# Do this
Print the complete set of entries exactly.

# Dataset extract
▽

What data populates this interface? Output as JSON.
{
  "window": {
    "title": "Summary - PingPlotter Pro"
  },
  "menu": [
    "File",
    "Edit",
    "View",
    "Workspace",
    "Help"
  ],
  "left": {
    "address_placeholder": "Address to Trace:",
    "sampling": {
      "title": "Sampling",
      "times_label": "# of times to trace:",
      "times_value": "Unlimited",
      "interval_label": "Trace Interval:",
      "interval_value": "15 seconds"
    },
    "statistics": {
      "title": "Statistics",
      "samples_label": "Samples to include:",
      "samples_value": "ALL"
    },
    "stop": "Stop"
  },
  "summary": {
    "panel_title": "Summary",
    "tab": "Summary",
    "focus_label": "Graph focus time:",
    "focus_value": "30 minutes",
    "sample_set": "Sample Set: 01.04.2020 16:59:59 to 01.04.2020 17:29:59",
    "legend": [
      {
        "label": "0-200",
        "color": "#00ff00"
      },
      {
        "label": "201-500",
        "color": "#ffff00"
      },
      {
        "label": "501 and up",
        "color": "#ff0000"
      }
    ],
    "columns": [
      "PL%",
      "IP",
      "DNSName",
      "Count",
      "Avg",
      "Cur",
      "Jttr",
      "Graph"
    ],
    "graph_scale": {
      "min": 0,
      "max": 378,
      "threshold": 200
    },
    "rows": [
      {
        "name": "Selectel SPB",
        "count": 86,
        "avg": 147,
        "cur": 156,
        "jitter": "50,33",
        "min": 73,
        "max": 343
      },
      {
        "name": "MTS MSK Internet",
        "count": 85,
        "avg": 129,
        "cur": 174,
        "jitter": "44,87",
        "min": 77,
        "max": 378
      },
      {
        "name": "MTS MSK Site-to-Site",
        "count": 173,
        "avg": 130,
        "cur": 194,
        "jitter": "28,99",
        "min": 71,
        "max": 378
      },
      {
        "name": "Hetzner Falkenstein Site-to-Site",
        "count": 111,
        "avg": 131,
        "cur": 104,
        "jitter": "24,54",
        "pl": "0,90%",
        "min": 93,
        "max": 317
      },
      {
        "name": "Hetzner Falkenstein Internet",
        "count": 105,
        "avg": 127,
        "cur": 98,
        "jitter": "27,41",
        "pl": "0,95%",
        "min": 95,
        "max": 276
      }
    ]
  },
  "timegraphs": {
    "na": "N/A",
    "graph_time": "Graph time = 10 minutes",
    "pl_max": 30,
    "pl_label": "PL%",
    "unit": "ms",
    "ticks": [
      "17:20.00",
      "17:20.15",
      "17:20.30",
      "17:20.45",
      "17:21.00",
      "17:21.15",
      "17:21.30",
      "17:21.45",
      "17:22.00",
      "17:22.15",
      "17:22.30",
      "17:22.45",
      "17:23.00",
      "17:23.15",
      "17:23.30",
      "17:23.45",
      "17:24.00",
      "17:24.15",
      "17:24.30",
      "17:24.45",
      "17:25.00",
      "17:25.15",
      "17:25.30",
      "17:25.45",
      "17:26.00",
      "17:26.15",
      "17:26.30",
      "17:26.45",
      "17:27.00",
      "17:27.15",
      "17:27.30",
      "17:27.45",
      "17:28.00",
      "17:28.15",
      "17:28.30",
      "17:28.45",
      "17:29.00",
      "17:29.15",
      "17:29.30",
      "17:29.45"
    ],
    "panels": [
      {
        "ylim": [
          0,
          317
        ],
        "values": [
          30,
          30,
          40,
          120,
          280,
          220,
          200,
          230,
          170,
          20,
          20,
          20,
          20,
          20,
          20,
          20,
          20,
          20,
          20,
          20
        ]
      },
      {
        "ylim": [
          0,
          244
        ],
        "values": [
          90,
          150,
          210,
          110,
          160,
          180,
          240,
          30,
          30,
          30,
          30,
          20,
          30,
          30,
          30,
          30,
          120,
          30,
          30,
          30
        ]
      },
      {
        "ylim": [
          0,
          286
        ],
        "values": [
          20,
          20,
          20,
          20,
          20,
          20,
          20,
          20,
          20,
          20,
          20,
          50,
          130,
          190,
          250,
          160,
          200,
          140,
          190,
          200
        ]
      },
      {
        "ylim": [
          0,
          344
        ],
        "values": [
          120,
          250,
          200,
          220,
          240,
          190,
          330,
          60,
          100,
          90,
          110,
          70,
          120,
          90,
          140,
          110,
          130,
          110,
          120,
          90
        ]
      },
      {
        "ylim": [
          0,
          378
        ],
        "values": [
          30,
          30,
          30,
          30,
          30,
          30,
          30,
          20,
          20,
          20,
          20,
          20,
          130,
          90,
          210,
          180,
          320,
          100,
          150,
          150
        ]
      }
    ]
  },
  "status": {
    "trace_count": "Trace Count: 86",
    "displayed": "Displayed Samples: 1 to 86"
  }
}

△

# Output of the exercise
What data populates this interface? Output as JSON.
{
  "window": {
    "title": "Summary - PingPlotter Pro"
  },
  "menu": [
    "File",
    "Edit",
    "View",
    "Workspace",
    "Help"
  ],
  "left": {
    "address_placeholder": "Address to Trace:",
    "sampling": {
      "title": "Sampling",
      "times_label": "# of times to trace:",
      "times_value": "Unlimited",
      "interval_label": "Trace Interval:",
      "interval_value": "15 seconds"
    },
    "statistics": {
      "title": "Statistics",
      "samples_label": "Samples to include:",
      "samples_value": "ALL"
    },
    "stop": "Stop"
  },
  "summary": {
    "panel_title": "Summary",
    "tab": "Summary",
    "focus_label": "Graph focus time:",
    "focus_value": "30 minutes",
    "sample_set": "Sample Set: 01.04.2020 16:59:59 to 01.04.2020 17:29:59",
    "legend": [
      {
        "label": "0-200",
        "color": "#00ff00"
      },
      {
        "label": "201-500",
        "color": "#ffff00"
      },
      {
        "label": "501 and up",
        "color": "#ff0000"
      }
    ],
    "columns": [
      "PL%",
      "IP",
      "DNSName",
      "Count",
      "Avg",
      "Cur",
      "Jttr",
      "Graph"
    ],
    "graph_scale": {
      "min": 0,
      "max": 378,
      "threshold": 200
    },
    "rows": [
      {
        "name": "Selectel SPB",
        "count": 86,
        "avg": 147,
        "cur": 156,
        "jitter": "50,33",
        "min": 73,
        "max": 343
      },
      {
        "name": "MTS MSK Internet",
        "count": 85,
        "avg": 129,
        "cur": 174,
        "jitter": "44,87",
        "min": 77,
        "max": 378
      },
      {
        "name": "MTS MSK Site-to-Site",
        "count": 173,
        "avg": 130,
        "cur": 194,
        "jitter": "28,99",
        "min": 71,
        "max": 378
      },
      {
        "name": "Hetzner Falkenstein Site-to-Site",
        "count": 111,
        "avg": 131,
        "cur": 104,
        "jitter": "24,54",
        "pl": "0,90%",
        "min": 93,
        "max": 317
      },
      {
        "name": "Hetzner Falkenstein Internet",
        "count": 105,
        "avg": 127,
        "cur": 98,
        "jitter": "27,41",
        "pl": "0,95%",
        "min": 95,
        "max": 276
      }
    ]
  },
  "timegraphs": {
    "na": "N/A",
    "graph_time": "Graph time = 10 minutes",
    "pl_max": 30,
    "pl_label": "PL%",
    "unit": "ms",
    "ticks": [
      "17:20.00",
      "17:20.15",
      "17:20.30",
      "17:20.45",
      "17:21.00",
      "17:21.15",
      "17:21.30",
      "17:21.45",
      "17:22.00",
      "17:22.15",
      "17:22.30",
      "17:22.45",
      "17:23.00",
      "17:23.15",
      "17:23.30",
      "17:23.45",
      "17:24.00",
      "17:24.15",
      "17:24.30",
      "17:24.45",
      "17:25.00",
      "17:25.15",
      "17:25.30",
      "17:25.45",
      "17:26.00",
      "17:26.15",
      "17:26.30",
      "17:26.45",
      "17:27.00",
      "17:27.15",
      "17:27.30",
      "17:27.45",
      "17:28.00",
      "17:28.15",
      "17:28.30",
      "17:28.45",
      "17:29.00",
      "17:29.15",
      "17:29.30",
      "17:29.45"
    ],
    "panels": [
      {
        "ylim": [
          0,
          317
        ],
        "values": [
          30,
          30,
          40,
          120,
          280,
          220,
          200,
          230,
          170,
          20,
          20,
          20,
          20,
          20,
          20,
          20,
          20,
          20,
          20,
          20
        ]
      },
      {
        "ylim": [
          0,
          244
        ],
        "values": [
          90,
          150,
          210,
          110,
          160,
          180,
          240,
          30,
          30,
          30,
          30,
          20,
          30,
          30,
          30,
          30,
          120,
          30,
          30,
          30
        ]
      },
      {
        "ylim": [
          0,
          286
        ],
        "values": [
          20,
          20,
          20,
          20,
          20,
          20,
          20,
          20,
          20,
          20,
          20,
          50,
          130,
          190,
          250,
          160,
          200,
          140,
          190,
          200
        ]
      },
      {
        "ylim": [
          0,
          344
        ],
        "values": [
          120,
          250,
          200,
          220,
          240,
          190,
          330,
          60,
          100,
          90,
          110,
          70,
          120,
          90,
          140,
          110,
          130,
          110,
          120,
          90
        ]
      },
      {
        "ylim": [
          0,
          378
        ],
        "values": [
          30,
          30,
          30,
          30,
          30,
          30,
          30,
          20,
          20,
          20,
          20,
          20,
          130,
          90,
          210,
          180,
          320,
          100,
          150,
          150
        ]
      }
    ]
  },
  "status": {
    "trace_count": "Trace Count: 86",
    "displayed": "Displayed Samples: 1 to 86"
  }
}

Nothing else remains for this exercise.